**Challenge**.
Locate the string "Kalkulation" in the listing below. Copy every line where it is found.

Dataset records
━━━━━━━━━━
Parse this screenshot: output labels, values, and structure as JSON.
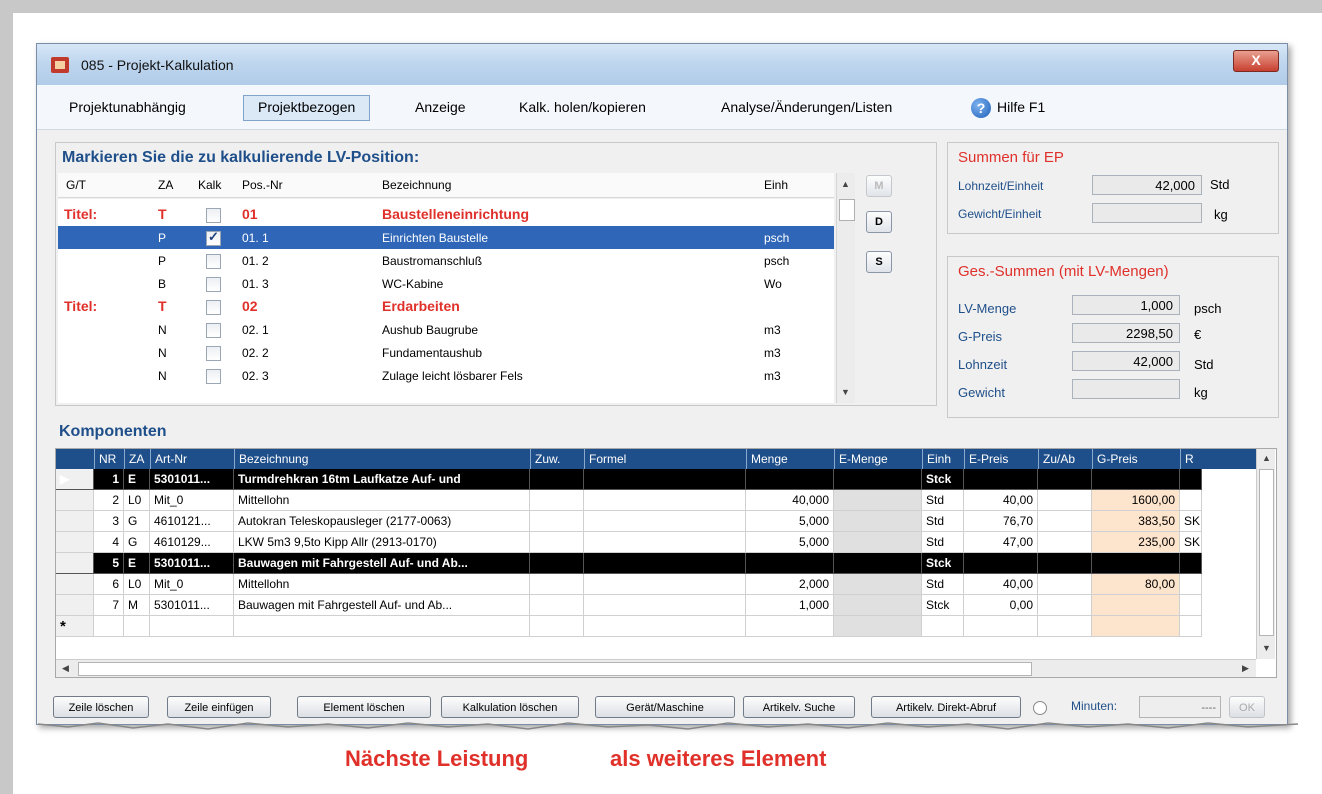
{
  "window": {
    "title": "085  -  Projekt-Kalkulation",
    "close_label": "X"
  },
  "menu": {
    "items": [
      "Projektunabhängig",
      "Projektbezogen",
      "Anzeige",
      "Kalk. holen/kopieren",
      "Analyse/Änderungen/Listen"
    ],
    "active_index": 1,
    "help_label": "Hilfe F1"
  },
  "lv": {
    "heading": "Markieren Sie die zu kalkulierende LV-Position:",
    "columns": [
      "G/T",
      "ZA",
      "Kalk",
      "Pos.-Nr",
      "Bezeichnung",
      "Einh"
    ],
    "rows": [
      {
        "gt": "Titel:",
        "za": "T",
        "kalk": false,
        "pos": "01",
        "bez": "Baustelleneinrichtung",
        "einh": "",
        "title": true,
        "selected": false
      },
      {
        "gt": "",
        "za": "P",
        "kalk": true,
        "pos": "01. 1",
        "bez": "Einrichten Baustelle",
        "einh": "psch",
        "title": false,
        "selected": true
      },
      {
        "gt": "",
        "za": "P",
        "kalk": false,
        "pos": "01. 2",
        "bez": "Baustromanschluß",
        "einh": "psch",
        "title": false,
        "selected": false
      },
      {
        "gt": "",
        "za": "B",
        "kalk": false,
        "pos": "01. 3",
        "bez": "WC-Kabine",
        "einh": "Wo",
        "title": false,
        "selected": false
      },
      {
        "gt": "Titel:",
        "za": "T",
        "kalk": false,
        "pos": "02",
        "bez": "Erdarbeiten",
        "einh": "",
        "title": true,
        "selected": false
      },
      {
        "gt": "",
        "za": "N",
        "kalk": false,
        "pos": "02. 1",
        "bez": "Aushub Baugrube",
        "einh": "m3",
        "title": false,
        "selected": false
      },
      {
        "gt": "",
        "za": "N",
        "kalk": false,
        "pos": "02. 2",
        "bez": "Fundamentaushub",
        "einh": "m3",
        "title": false,
        "selected": false
      },
      {
        "gt": "",
        "za": "N",
        "kalk": false,
        "pos": "02. 3",
        "bez": "Zulage leicht lösbarer Fels",
        "einh": "m3",
        "title": false,
        "selected": false
      }
    ],
    "side_buttons": [
      "M",
      "D",
      "S"
    ]
  },
  "summen_ep": {
    "title": "Summen für EP",
    "lohnzeit_label": "Lohnzeit/Einheit",
    "lohnzeit_value": "42,000",
    "lohnzeit_unit": "Std",
    "gewicht_label": "Gewicht/Einheit",
    "gewicht_value": "",
    "gewicht_unit": "kg"
  },
  "ges_summen": {
    "title": "Ges.-Summen (mit LV-Mengen)",
    "rows": [
      {
        "label": "LV-Menge",
        "value": "1,000",
        "unit": "psch"
      },
      {
        "label": "G-Preis",
        "value": "2298,50",
        "unit": "€"
      },
      {
        "label": "Lohnzeit",
        "value": "42,000",
        "unit": "Std"
      },
      {
        "label": "Gewicht",
        "value": "",
        "unit": "kg"
      }
    ]
  },
  "komponenten": {
    "heading": "Komponenten",
    "columns": [
      "NR",
      "ZA",
      "Art-Nr",
      "Bezeichnung",
      "Zuw.",
      "Formel",
      "Menge",
      "E-Menge",
      "Einh",
      "E-Preis",
      "Zu/Ab",
      "G-Preis",
      "R"
    ],
    "rows": [
      {
        "nr": "1",
        "za": "E",
        "art": "5301011...",
        "bez": "Turmdrehkran 16tm Laufkatze Auf- und",
        "zuw": "",
        "formel": "",
        "menge": "",
        "emenge": "",
        "einh": "Stck",
        "epreis": "",
        "zuab": "",
        "gpreis": "",
        "r": "",
        "black": true,
        "current": true
      },
      {
        "nr": "2",
        "za": "L0",
        "art": "Mit_0",
        "bez": "Mittellohn",
        "zuw": "",
        "formel": "",
        "menge": "40,000",
        "emenge": "",
        "einh": "Std",
        "epreis": "40,00",
        "zuab": "",
        "gpreis": "1600,00",
        "r": "",
        "black": false,
        "current": false
      },
      {
        "nr": "3",
        "za": "G",
        "art": "4610121...",
        "bez": "Autokran Teleskopausleger (2177-0063)",
        "zuw": "",
        "formel": "",
        "menge": "5,000",
        "emenge": "",
        "einh": "Std",
        "epreis": "76,70",
        "zuab": "",
        "gpreis": "383,50",
        "r": "SK",
        "black": false,
        "current": false
      },
      {
        "nr": "4",
        "za": "G",
        "art": "4610129...",
        "bez": "LKW 5m3  9,5to Kipp Allr (2913-0170)",
        "zuw": "",
        "formel": "",
        "menge": "5,000",
        "emenge": "",
        "einh": "Std",
        "epreis": "47,00",
        "zuab": "",
        "gpreis": "235,00",
        "r": "SK",
        "black": false,
        "current": false
      },
      {
        "nr": "5",
        "za": "E",
        "art": "5301011...",
        "bez": "Bauwagen mit Fahrgestell Auf- und Ab...",
        "zuw": "",
        "formel": "",
        "menge": "",
        "emenge": "",
        "einh": "Stck",
        "epreis": "",
        "zuab": "",
        "gpreis": "",
        "r": "",
        "black": true,
        "current": false
      },
      {
        "nr": "6",
        "za": "L0",
        "art": "Mit_0",
        "bez": "Mittellohn",
        "zuw": "",
        "formel": "",
        "menge": "2,000",
        "emenge": "",
        "einh": "Std",
        "epreis": "40,00",
        "zuab": "",
        "gpreis": "80,00",
        "r": "",
        "black": false,
        "current": false
      },
      {
        "nr": "7",
        "za": "M",
        "art": "5301011...",
        "bez": "Bauwagen mit Fahrgestell Auf- und Ab...",
        "zuw": "",
        "formel": "",
        "menge": "1,000",
        "emenge": "",
        "einh": "Stck",
        "epreis": "0,00",
        "zuab": "",
        "gpreis": "",
        "r": "",
        "black": false,
        "current": false
      }
    ],
    "new_row_marker": "*",
    "current_marker": "▶"
  },
  "buttons": {
    "zeile_loeschen": "Zeile löschen",
    "zeile_einfuegen": "Zeile einfügen",
    "element_loeschen": "Element löschen",
    "kalkulation_loeschen": "Kalkulation löschen",
    "geraet": "Gerät/Maschine",
    "artikel_suche": "Artikelv. Suche",
    "artikel_direkt": "Artikelv. Direkt-Abruf",
    "minuten_label": "Minuten:",
    "minuten_value": "----",
    "ok": "OK"
  },
  "caption": {
    "left": "Nächste Leistung",
    "right": "als weiteres Element"
  },
  "colors": {
    "accent_blue": "#1f4f8a",
    "title_red": "#e0302a",
    "selection": "#2f66b7",
    "price_bg": "#fde4cc"
  }
}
━━━━━━━━━━
**Answer to the task**.
    "title": "085  -  Projekt-Kalkulation",
    "kalkulation_loeschen": "Kalkulation löschen",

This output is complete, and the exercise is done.